**Your objective**
Write out the data below in full, unchanged, minus the images.

**Records to use**
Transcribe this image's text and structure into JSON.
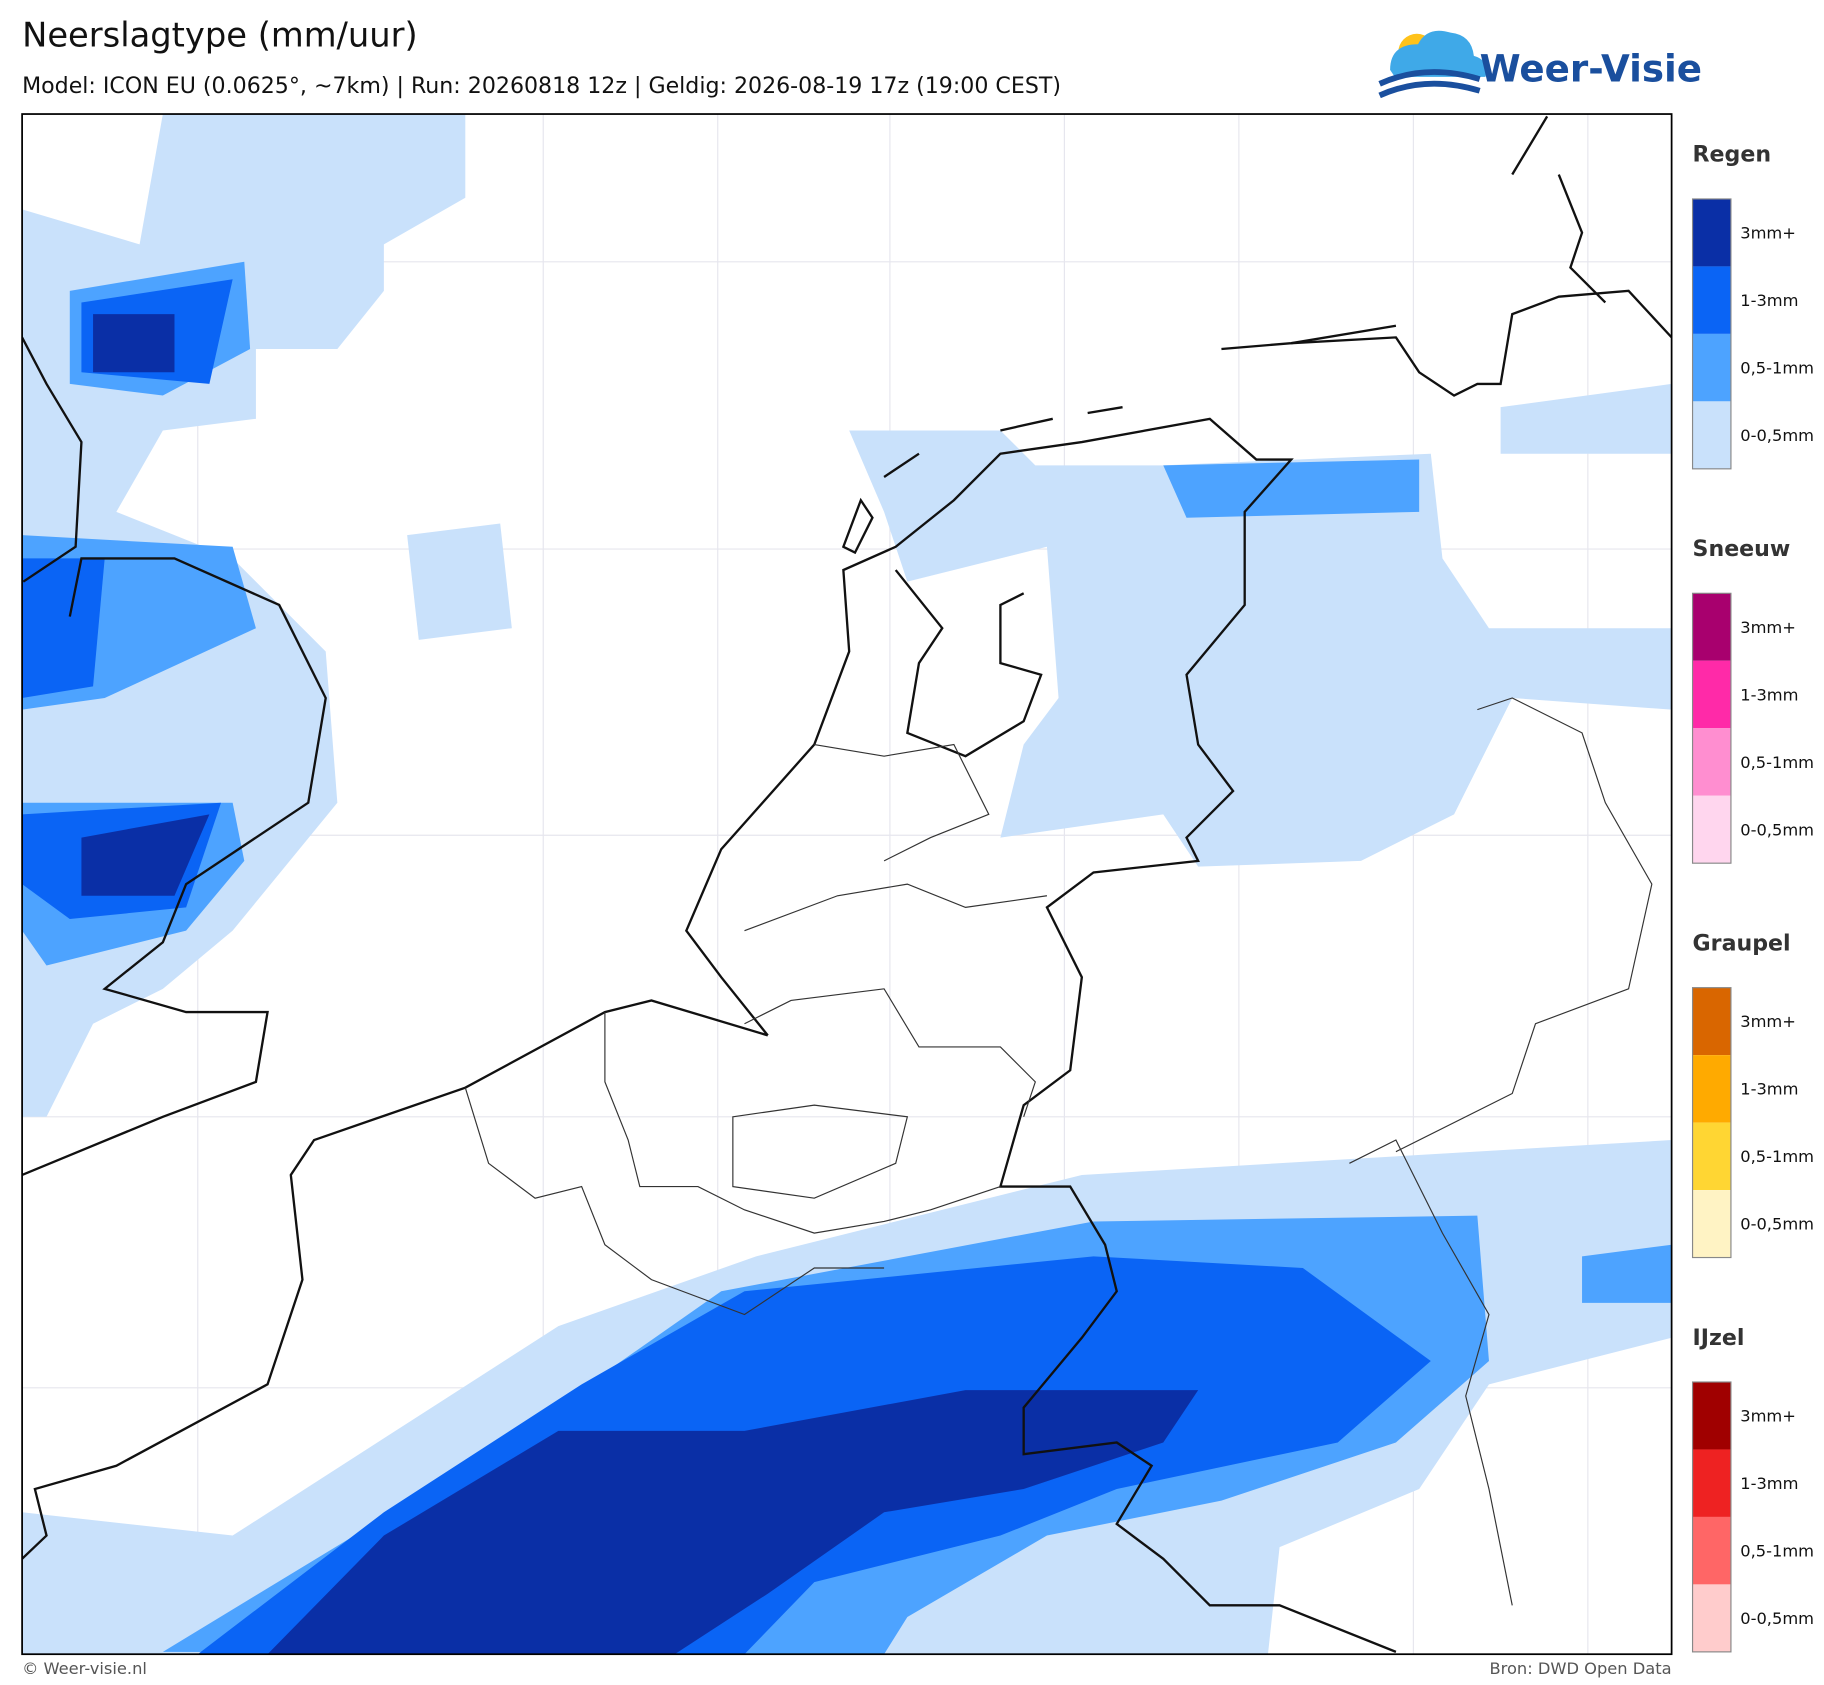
{
  "header": {
    "title": "Neerslagtype (mm/uur)",
    "subtitle": "Model: ICON EU (0.0625°, ~7km)  |  Run: 20260818 12z  |  Geldig: 2026-08-19 17z (19:00 CEST)",
    "logo": "Weer-Visie"
  },
  "legend": [
    {
      "title": "Regen",
      "items": [
        {
          "label": "3mm+",
          "color": "#0a2fa6"
        },
        {
          "label": "1-3mm",
          "color": "#0a64f5"
        },
        {
          "label": "0,5-1mm",
          "color": "#4da3ff"
        },
        {
          "label": "0-0,5mm",
          "color": "#c9e1fb"
        }
      ]
    },
    {
      "title": "Sneeuw",
      "items": [
        {
          "label": "3mm+",
          "color": "#a8006e"
        },
        {
          "label": "1-3mm",
          "color": "#ff2aa8"
        },
        {
          "label": "0,5-1mm",
          "color": "#ff8ed0"
        },
        {
          "label": "0-0,5mm",
          "color": "#ffd6ee"
        }
      ]
    },
    {
      "title": "Graupel",
      "items": [
        {
          "label": "3mm+",
          "color": "#d96600"
        },
        {
          "label": "1-3mm",
          "color": "#ffaa00"
        },
        {
          "label": "0,5-1mm",
          "color": "#ffd633"
        },
        {
          "label": "0-0,5mm",
          "color": "#fff3c4"
        }
      ]
    },
    {
      "title": "IJzel",
      "items": [
        {
          "label": "3mm+",
          "color": "#a00000"
        },
        {
          "label": "1-3mm",
          "color": "#ee2222"
        },
        {
          "label": "0,5-1mm",
          "color": "#ff6666"
        },
        {
          "label": "0-0,5mm",
          "color": "#ffcccc"
        }
      ]
    }
  ],
  "footer": {
    "left": "© Weer-visie.nl",
    "right": "Bron: DWD Open Data"
  }
}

**Answer to this task**
Transcribe this image's text and structure into JSON.
{
  "header": {
    "title": "Neerslagtype (mm/uur)",
    "subtitle": "Model: ICON EU (0.0625°, ~7km)  |  Run: 20260818 12z  |  Geldig: 2026-08-19 17z (19:00 CEST)",
    "logo": "Weer-Visie"
  },
  "legend": [
    {
      "title": "Regen",
      "items": [
        {
          "label": "3mm+",
          "color": "#0a2fa6"
        },
        {
          "label": "1-3mm",
          "color": "#0a64f5"
        },
        {
          "label": "0,5-1mm",
          "color": "#4da3ff"
        },
        {
          "label": "0-0,5mm",
          "color": "#c9e1fb"
        }
      ]
    },
    {
      "title": "Sneeuw",
      "items": [
        {
          "label": "3mm+",
          "color": "#a8006e"
        },
        {
          "label": "1-3mm",
          "color": "#ff2aa8"
        },
        {
          "label": "0,5-1mm",
          "color": "#ff8ed0"
        },
        {
          "label": "0-0,5mm",
          "color": "#ffd6ee"
        }
      ]
    },
    {
      "title": "Graupel",
      "items": [
        {
          "label": "3mm+",
          "color": "#d96600"
        },
        {
          "label": "1-3mm",
          "color": "#ffaa00"
        },
        {
          "label": "0,5-1mm",
          "color": "#ffd633"
        },
        {
          "label": "0-0,5mm",
          "color": "#fff3c4"
        }
      ]
    },
    {
      "title": "IJzel",
      "items": [
        {
          "label": "3mm+",
          "color": "#a00000"
        },
        {
          "label": "1-3mm",
          "color": "#ee2222"
        },
        {
          "label": "0,5-1mm",
          "color": "#ff6666"
        },
        {
          "label": "0-0,5mm",
          "color": "#ffcccc"
        }
      ]
    }
  ],
  "footer": {
    "left": "© Weer-visie.nl",
    "right": "Bron: DWD Open Data"
  }
}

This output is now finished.